* BEGIN *
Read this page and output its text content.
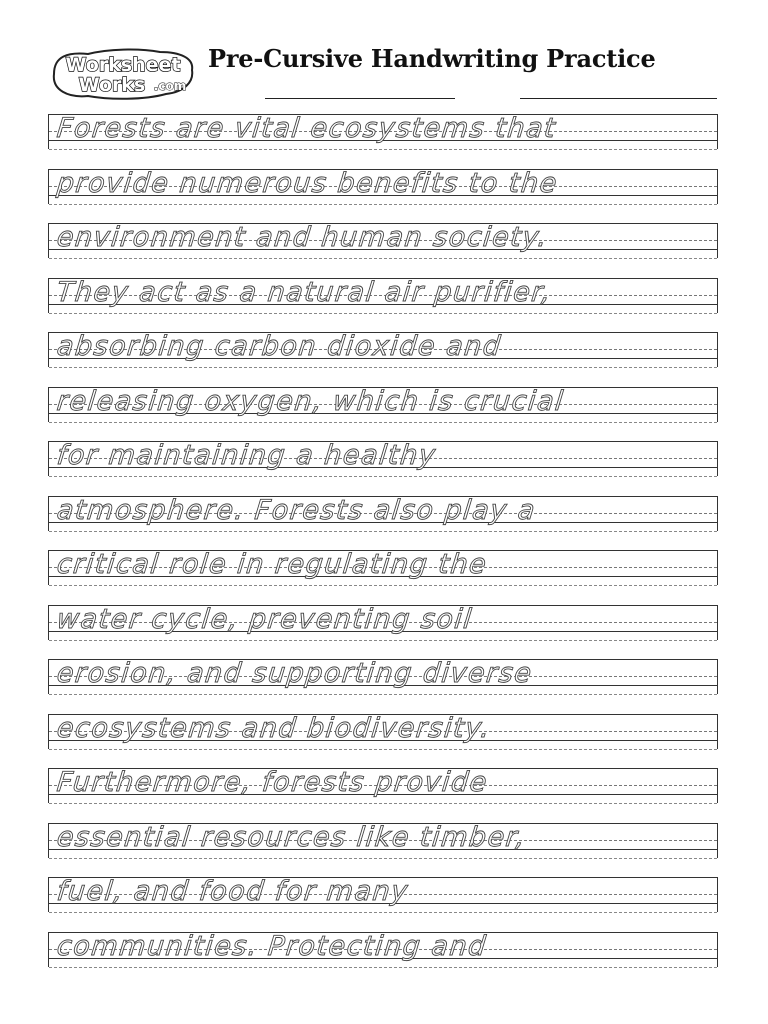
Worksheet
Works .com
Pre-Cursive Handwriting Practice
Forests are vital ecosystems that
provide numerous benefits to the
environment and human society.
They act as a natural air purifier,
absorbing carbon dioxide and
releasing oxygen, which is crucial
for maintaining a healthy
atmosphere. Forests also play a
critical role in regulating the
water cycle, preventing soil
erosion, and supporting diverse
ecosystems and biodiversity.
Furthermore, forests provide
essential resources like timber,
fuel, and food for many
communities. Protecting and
* END *
* _What this task involves_:
Without the images, write out each line of the data verbatim.

* _Full response_:
Read this page and output its text content.
Worksheet
Works .com
Pre-Cursive Handwriting Practice
Forests are vital ecosystems that
provide numerous benefits to the
environment and human society.
They act as a natural air purifier,
absorbing carbon dioxide and
releasing oxygen, which is crucial
for maintaining a healthy
atmosphere. Forests also play a
critical role in regulating the
water cycle, preventing soil
erosion, and supporting diverse
ecosystems and biodiversity.
Furthermore, forests provide
essential resources like timber,
fuel, and food for many
communities. Protecting and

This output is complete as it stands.